SUPPLIED PASSAGE =>
⟨

Stefan-Olt / vs-plugin-build

VapourSynth plugin build system for Linux/macOS (experimental!)
GNU Lesser General Public License v2.1
2 stars 1 forks source link

Porting SIMD plugins #1

Open yuygfgg opened 4 weeks ago

yuygfgg commented 4 weeks ago

I'm also interested in porting VS plugins to macos and linux, especially Apple Silicon Macos. However, I faced great difficulty with hard-coded SIMD plugins, which failed to compile on non-x86 platforms. Currently I have to manually modify the code to remove all these SIMD optimizations. Do you have any ideas?

Here's an example of the ported plugin: https://github.com/yuygfgg/neo_f3kdb_crossplatform

Stefan-Olt commented 3 weeks ago

Great to hear that you want to port plugins!

For Linux and macOS x86_64 the SIMD optimizations can almost certainly be used as they are (only exception: pure assembly files that us the Windows-sytle calling convention hard coded, those would have to be adopted). I was able to compile the original plugin on Linux without any problem. For SSE intrinsics like in this plugin there is a simple solution for ARM processors like Apple Silicon: sse2neon: https://github.com/DLTcollab/sse2neon It can convert all the SSE SIMD instructions to NEON SIMD instructions. It's of course not the optimal solution, as not all SSE instructions can be mapped directly to NEON and need multiple instructions, while some NEON instructions that could improve speed that do not have an SSE equivalent aren't used. But I still noticed a massive speed improvement, it is used for example in mvtools (notice that mvtools also uses hand-written aarch64 assembly taken from x264). All that's needed is to include the sse2neon.h file, nothing needs to be installed. I would do that using the pre-processor, if it's a ARM/aarch64 platform, include sse2neon, otherwise include the x86 SSE headers. In general I would not remove any code, the pre-processor can disable code in certain scenarios. This way there is a chance that you can create a patch that is accepted upstream and you don't have to maintain a separate plugin

yuygfgg commented 3 weeks ago

Great to hear that you want to port plugins!

⟩

BRIEF 1 =>
Answer these from the porting thread:
(a) Under which license is the plugin build system released?
(b) What tool does Stefan-Olt name for converting SSE instructions to NEON instructions?
(c) Which plugin also uses hand-written aarch64 assembly taken from x264?
BRIEF 2 => Please render this sentence from the porting thread in Spanish: "All that's needed is to include the sse2neon.h file, nothing needs to be installed."
BRIEF 3 => In the porting thread, copy the stretch from "Stefan-Olt / vs-plugin-build" through "have any ideas?" word for word.

MATERIAL SHOWN =>
⟨

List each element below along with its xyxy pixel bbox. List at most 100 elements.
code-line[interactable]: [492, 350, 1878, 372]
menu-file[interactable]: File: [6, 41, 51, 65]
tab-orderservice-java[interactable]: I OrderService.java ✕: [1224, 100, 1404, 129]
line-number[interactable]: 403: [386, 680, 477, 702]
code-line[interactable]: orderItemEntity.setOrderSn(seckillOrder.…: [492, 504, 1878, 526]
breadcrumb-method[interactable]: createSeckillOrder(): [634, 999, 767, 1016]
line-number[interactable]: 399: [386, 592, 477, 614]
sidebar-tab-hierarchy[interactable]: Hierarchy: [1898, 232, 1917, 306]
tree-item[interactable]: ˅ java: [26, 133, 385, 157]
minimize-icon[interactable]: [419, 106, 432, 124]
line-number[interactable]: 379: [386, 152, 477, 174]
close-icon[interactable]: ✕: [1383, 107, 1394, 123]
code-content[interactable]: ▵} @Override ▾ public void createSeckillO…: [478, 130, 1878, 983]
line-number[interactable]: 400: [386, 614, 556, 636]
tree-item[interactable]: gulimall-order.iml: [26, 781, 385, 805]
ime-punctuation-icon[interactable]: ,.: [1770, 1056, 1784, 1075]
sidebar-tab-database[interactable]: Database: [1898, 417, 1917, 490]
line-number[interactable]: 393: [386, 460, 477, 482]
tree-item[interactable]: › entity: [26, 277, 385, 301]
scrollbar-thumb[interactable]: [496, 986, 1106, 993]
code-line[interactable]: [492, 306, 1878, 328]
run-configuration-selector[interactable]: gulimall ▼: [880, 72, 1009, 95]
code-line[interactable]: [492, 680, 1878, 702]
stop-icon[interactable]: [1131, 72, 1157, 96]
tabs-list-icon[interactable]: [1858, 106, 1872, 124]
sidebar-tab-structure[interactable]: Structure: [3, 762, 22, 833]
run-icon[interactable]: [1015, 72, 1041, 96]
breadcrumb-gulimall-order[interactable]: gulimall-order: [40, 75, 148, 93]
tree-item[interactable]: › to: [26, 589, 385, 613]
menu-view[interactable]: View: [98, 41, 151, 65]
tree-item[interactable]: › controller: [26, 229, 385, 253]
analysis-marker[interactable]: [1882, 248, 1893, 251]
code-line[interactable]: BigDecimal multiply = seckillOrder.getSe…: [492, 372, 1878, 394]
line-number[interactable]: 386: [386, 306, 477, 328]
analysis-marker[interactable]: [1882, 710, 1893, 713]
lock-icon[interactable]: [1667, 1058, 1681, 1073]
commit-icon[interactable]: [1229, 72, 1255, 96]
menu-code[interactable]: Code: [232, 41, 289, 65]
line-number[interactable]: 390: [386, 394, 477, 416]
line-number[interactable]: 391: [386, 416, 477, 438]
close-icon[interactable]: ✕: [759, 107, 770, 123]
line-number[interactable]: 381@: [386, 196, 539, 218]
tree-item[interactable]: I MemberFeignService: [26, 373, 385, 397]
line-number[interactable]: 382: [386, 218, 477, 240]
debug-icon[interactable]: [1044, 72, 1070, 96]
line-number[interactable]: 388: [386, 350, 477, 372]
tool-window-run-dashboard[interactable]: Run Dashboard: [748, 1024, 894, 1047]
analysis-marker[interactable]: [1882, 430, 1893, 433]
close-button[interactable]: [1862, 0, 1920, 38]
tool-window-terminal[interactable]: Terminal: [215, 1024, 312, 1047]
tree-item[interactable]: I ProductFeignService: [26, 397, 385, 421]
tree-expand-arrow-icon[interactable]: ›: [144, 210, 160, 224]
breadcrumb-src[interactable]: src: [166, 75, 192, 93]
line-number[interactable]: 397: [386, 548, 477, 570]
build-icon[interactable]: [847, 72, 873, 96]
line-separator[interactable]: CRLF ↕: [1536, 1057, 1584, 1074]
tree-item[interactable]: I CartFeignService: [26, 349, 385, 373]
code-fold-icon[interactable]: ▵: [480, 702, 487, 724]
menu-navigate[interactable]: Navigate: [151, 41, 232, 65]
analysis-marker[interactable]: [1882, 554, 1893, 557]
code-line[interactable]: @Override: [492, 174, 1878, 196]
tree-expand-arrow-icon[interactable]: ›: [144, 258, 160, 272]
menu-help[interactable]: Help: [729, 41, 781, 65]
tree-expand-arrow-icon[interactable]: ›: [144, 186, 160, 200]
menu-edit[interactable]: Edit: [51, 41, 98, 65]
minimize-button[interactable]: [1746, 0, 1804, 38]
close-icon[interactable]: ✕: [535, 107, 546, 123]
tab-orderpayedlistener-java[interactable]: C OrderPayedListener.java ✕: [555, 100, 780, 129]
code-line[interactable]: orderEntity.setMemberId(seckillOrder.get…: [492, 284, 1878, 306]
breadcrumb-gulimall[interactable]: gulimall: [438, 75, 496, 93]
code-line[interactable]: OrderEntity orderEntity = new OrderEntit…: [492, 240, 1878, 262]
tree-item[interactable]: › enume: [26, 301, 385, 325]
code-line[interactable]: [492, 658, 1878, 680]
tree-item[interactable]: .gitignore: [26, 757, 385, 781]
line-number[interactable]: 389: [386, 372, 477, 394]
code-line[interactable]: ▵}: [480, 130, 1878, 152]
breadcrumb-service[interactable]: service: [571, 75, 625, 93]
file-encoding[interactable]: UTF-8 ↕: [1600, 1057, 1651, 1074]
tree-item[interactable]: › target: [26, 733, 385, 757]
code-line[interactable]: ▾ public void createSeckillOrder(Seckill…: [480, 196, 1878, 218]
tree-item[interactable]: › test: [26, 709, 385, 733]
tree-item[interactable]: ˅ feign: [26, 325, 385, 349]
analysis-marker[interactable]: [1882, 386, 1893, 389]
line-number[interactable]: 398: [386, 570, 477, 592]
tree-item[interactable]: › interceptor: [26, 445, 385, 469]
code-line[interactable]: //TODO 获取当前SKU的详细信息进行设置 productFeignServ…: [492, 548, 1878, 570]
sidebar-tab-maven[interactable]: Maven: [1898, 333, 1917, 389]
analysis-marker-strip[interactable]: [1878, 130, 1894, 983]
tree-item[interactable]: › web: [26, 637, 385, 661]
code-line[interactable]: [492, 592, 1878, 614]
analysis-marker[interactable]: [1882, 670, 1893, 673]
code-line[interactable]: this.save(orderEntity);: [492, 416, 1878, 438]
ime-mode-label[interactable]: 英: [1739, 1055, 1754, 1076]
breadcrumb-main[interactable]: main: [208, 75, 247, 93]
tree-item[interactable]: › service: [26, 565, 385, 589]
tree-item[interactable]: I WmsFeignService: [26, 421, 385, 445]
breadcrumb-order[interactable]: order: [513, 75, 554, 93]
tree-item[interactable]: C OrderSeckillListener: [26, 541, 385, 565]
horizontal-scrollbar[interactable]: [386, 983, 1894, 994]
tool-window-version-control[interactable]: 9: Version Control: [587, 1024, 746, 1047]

⟩

WRITTEN REPLY 1 =>
(a) GNU Lesser General Public License v2.1
(b) sse2neon
(c) mvtools

WRITTEN REPLY 2 => Lo único que hace falta es incluir el archivo sse2neon.h; no es necesario instalar nada.

WRITTEN REPLY 3 =>
Stefan-Olt / vs-plugin-build

VapourSynth plugin build system for Linux/macOS (experimental!)
GNU Lesser General Public License v2.1
2 stars 1 forks source link

Porting SIMD plugins #1

Open yuygfgg opened 4 weeks ago

yuygfgg commented 4 weeks ago

I'm also interested in porting VS plugins to macos and linux, especially Apple Silicon Macos. However, I faced great difficulty with hard-coded SIMD plugins, which failed to compile on non-x86 platforms. Currently I have to manually modify the code to remove all these SIMD optimizations. Do you have any ideas?